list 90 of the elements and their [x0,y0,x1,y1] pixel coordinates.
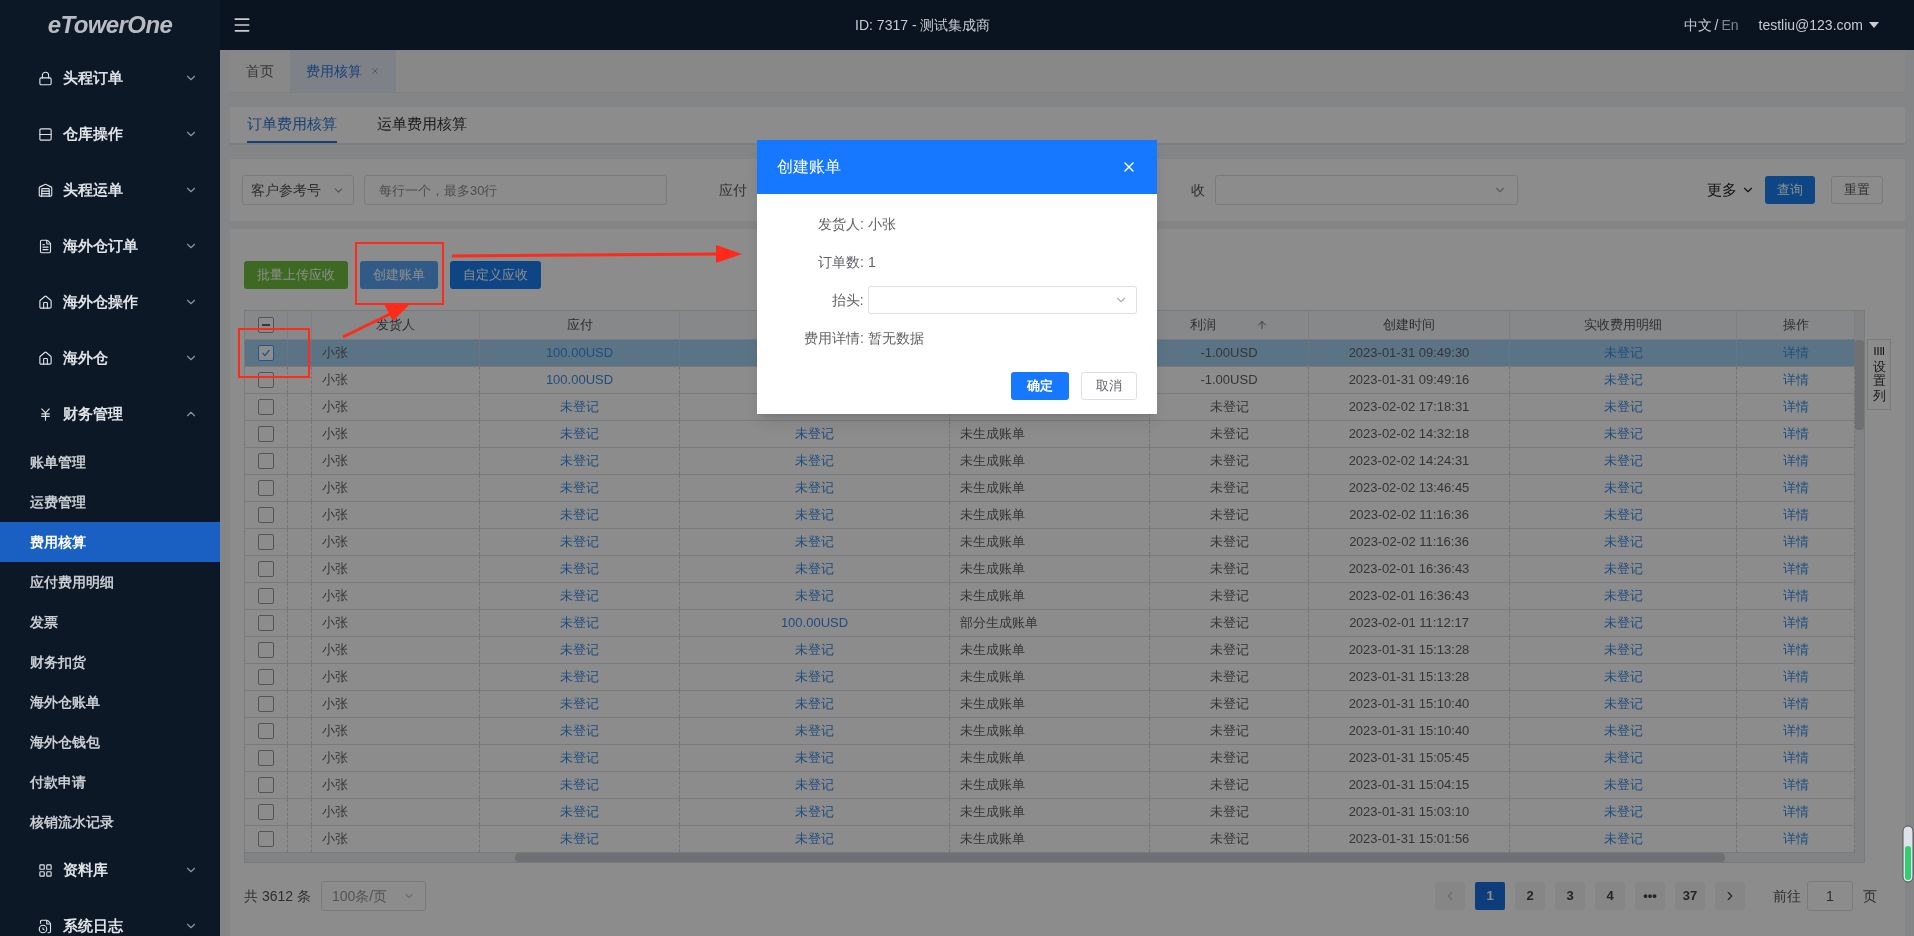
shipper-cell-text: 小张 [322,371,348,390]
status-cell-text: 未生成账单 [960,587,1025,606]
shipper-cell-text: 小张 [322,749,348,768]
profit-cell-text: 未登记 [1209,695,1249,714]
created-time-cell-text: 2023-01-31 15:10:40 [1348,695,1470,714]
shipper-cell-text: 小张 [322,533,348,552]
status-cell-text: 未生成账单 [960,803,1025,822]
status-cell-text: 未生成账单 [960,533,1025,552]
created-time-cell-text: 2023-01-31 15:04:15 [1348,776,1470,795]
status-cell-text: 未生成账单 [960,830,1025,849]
# # # # # # #
Problem requirements:
Convert every line of the items above into a JSON list of strings, one string per line, with blank lines omitted. Leave out the pictures.

Exercise result:
[
  "list 90 of the elements and their [x0,y0,x1,y1] pixel coordinates.",
  "shipper-cell-text: 小张 [322,371,348,390]",
  "status-cell-text: 未生成账单 [960,587,1025,606]",
  "shipper-cell-text: 小张 [322,749,348,768]",
  "profit-cell-text: 未登记 [1209,695,1249,714]",
  "created-time-cell-text: 2023-01-31 15:10:40 [1348,695,1470,714]",
  "shipper-cell-text: 小张 [322,533,348,552]",
  "status-cell-text: 未生成账单 [960,803,1025,822]",
  "status-cell-text: 未生成账单 [960,533,1025,552]",
  "created-time-cell-text: 2023-01-31 15:04:15 [1348,776,1470,795]",
  "status-cell-text: 未生成账单 [960,830,1025,849]"
]